**Exercise brief**: In the entries below, find the lines with the word "text" and copy them.

-- Start Data lines --

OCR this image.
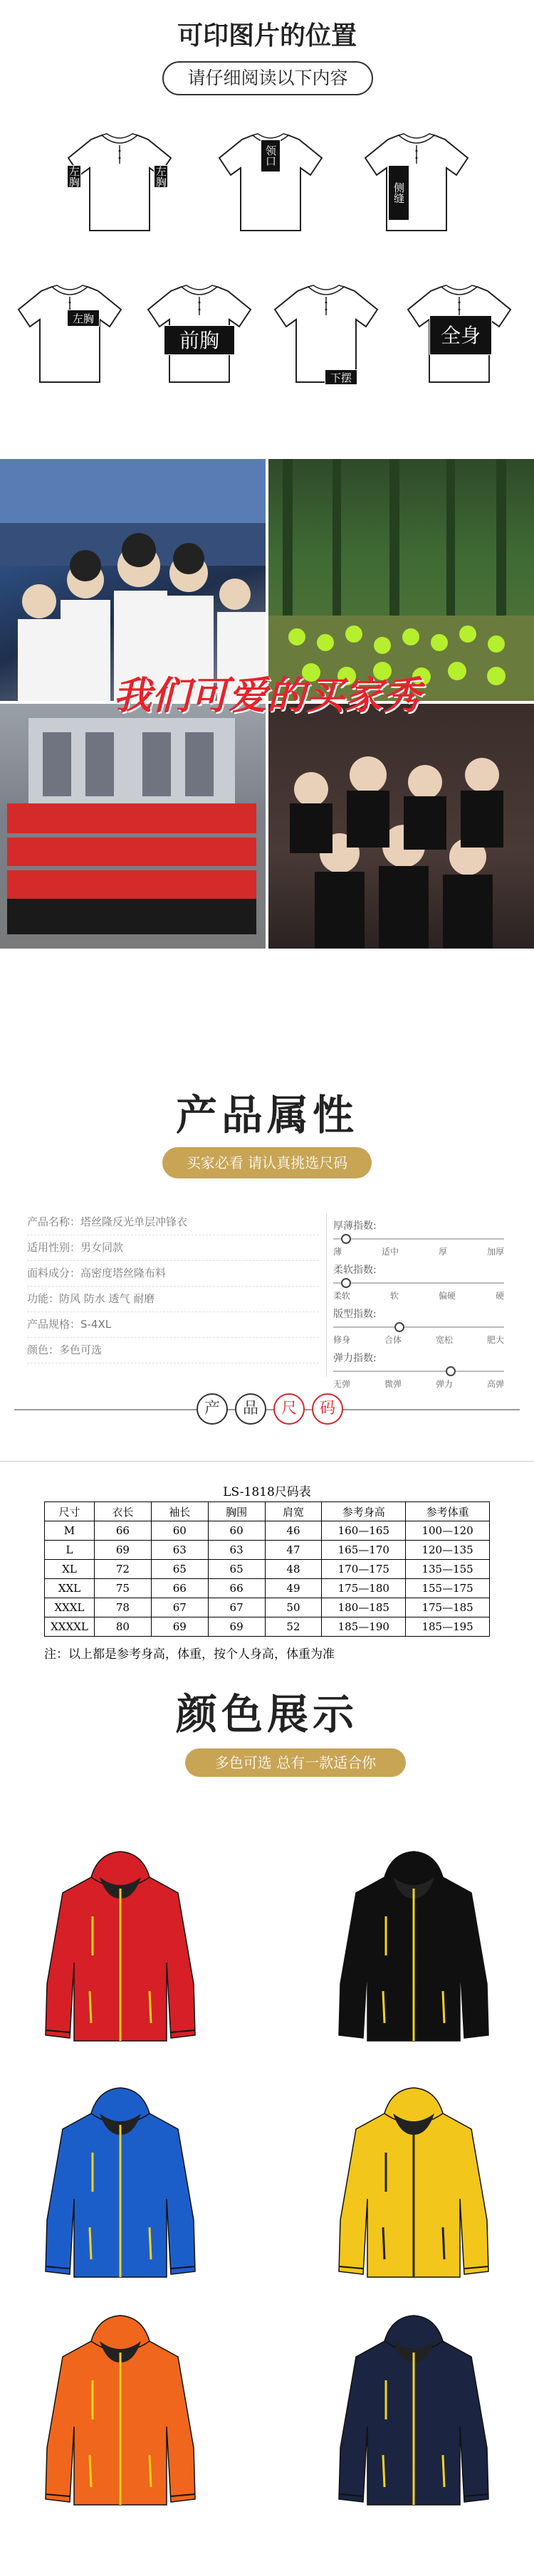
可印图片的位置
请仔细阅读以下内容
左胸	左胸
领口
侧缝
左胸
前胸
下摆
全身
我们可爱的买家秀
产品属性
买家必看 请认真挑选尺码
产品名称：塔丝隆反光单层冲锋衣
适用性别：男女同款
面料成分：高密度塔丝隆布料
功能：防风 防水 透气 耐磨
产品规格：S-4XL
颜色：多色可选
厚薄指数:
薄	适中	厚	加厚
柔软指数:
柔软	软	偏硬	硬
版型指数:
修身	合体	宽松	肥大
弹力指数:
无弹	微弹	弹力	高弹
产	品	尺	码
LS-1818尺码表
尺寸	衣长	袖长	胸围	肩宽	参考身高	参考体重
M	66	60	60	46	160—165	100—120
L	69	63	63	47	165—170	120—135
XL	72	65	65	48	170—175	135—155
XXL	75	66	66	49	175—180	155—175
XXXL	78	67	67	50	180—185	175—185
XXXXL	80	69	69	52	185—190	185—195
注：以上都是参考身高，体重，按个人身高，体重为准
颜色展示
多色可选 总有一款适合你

-- End Data lines --
-- Start Data lines --

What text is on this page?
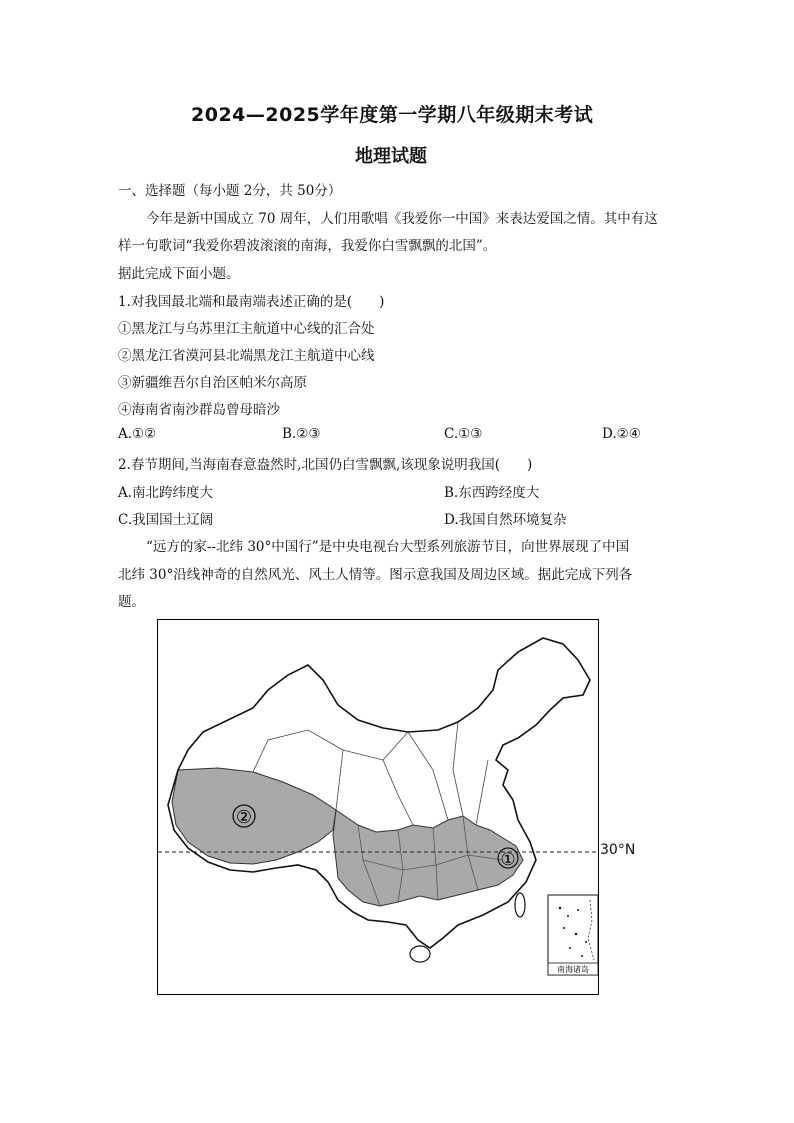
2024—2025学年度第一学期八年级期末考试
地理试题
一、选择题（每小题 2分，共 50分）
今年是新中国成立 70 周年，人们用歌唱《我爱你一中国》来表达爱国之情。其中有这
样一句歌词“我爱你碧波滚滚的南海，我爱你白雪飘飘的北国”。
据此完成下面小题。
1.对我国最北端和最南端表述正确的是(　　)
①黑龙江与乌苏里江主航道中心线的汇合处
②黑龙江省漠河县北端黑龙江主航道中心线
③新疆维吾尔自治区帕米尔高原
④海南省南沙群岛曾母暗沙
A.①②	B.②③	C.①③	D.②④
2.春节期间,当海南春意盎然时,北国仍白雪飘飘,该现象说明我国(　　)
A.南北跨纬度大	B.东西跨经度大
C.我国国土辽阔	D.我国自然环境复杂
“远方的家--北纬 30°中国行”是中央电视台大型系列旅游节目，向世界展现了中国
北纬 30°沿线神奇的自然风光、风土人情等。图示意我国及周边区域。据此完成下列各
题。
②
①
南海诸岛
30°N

-- End Data lines --
-- Start Data lines --

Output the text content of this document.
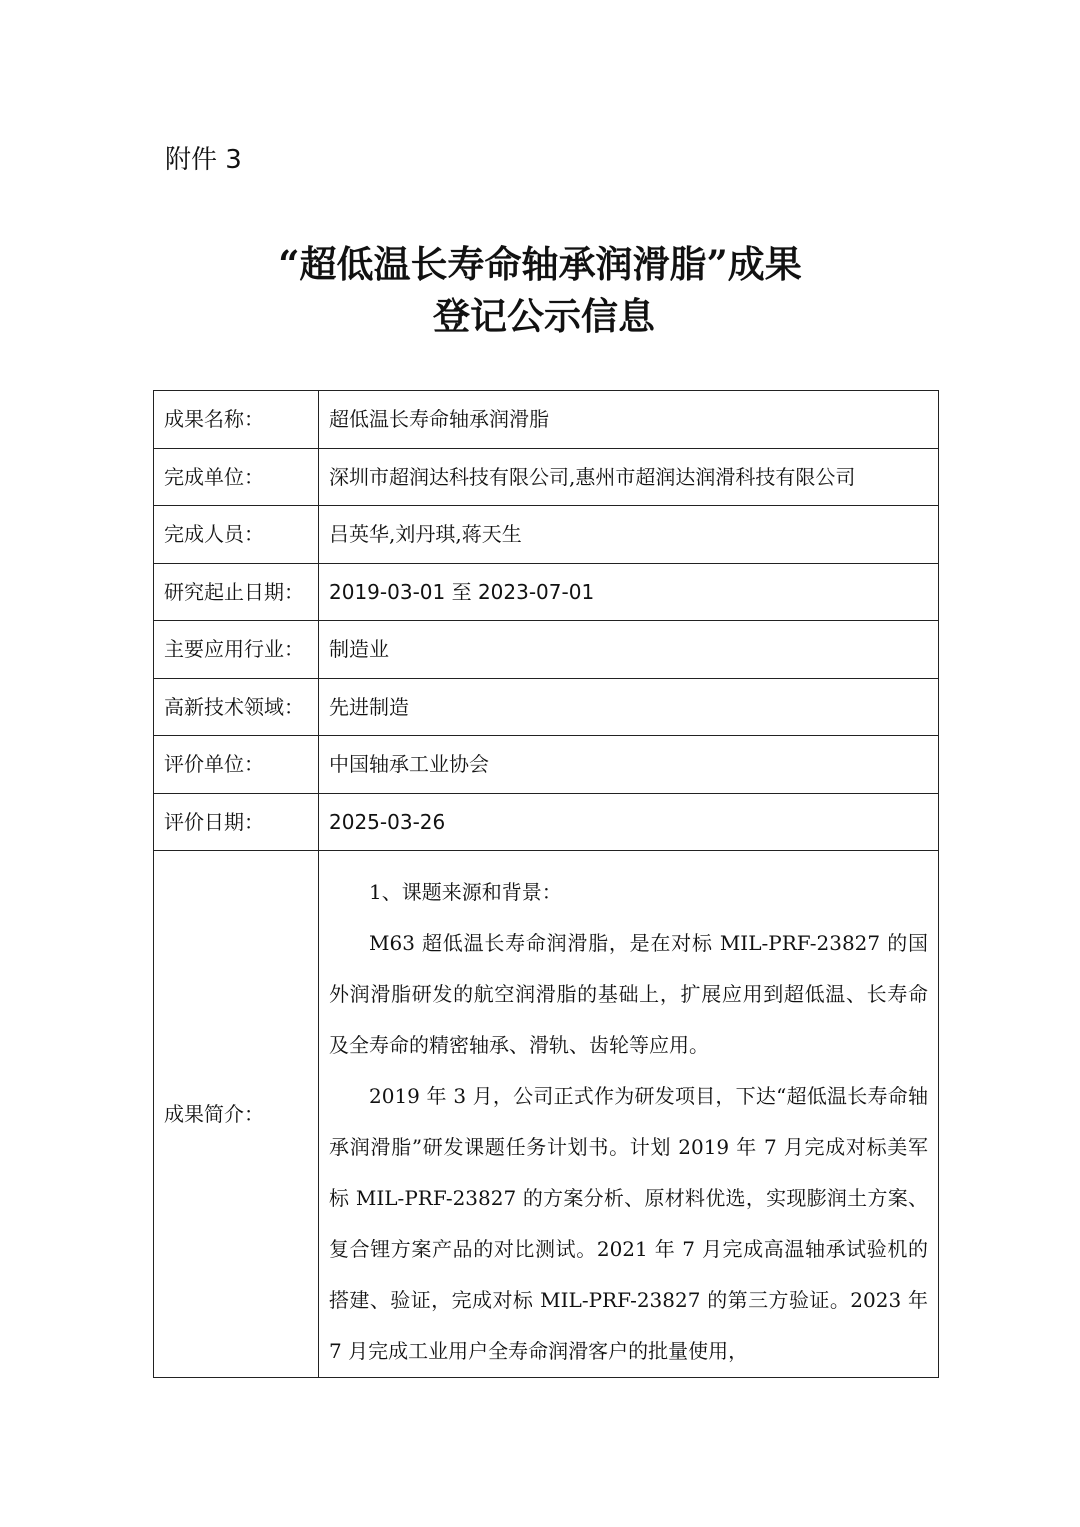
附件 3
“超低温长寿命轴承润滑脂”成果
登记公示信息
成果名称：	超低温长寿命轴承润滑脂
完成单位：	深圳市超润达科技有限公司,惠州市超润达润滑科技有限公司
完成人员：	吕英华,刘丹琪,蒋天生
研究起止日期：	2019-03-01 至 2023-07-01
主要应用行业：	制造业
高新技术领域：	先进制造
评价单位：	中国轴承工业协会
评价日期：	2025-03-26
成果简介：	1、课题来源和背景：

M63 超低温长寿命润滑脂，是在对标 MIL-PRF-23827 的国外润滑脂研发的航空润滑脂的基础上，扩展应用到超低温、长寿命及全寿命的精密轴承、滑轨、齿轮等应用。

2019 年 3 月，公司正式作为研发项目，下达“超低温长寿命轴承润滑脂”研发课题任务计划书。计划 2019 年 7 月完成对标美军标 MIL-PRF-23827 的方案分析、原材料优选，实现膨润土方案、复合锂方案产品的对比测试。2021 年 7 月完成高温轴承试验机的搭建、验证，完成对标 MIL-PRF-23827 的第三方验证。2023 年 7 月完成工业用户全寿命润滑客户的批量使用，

-- End Data lines --

**Answer to this problem**:
What text is on this page?
Output the text content of this document.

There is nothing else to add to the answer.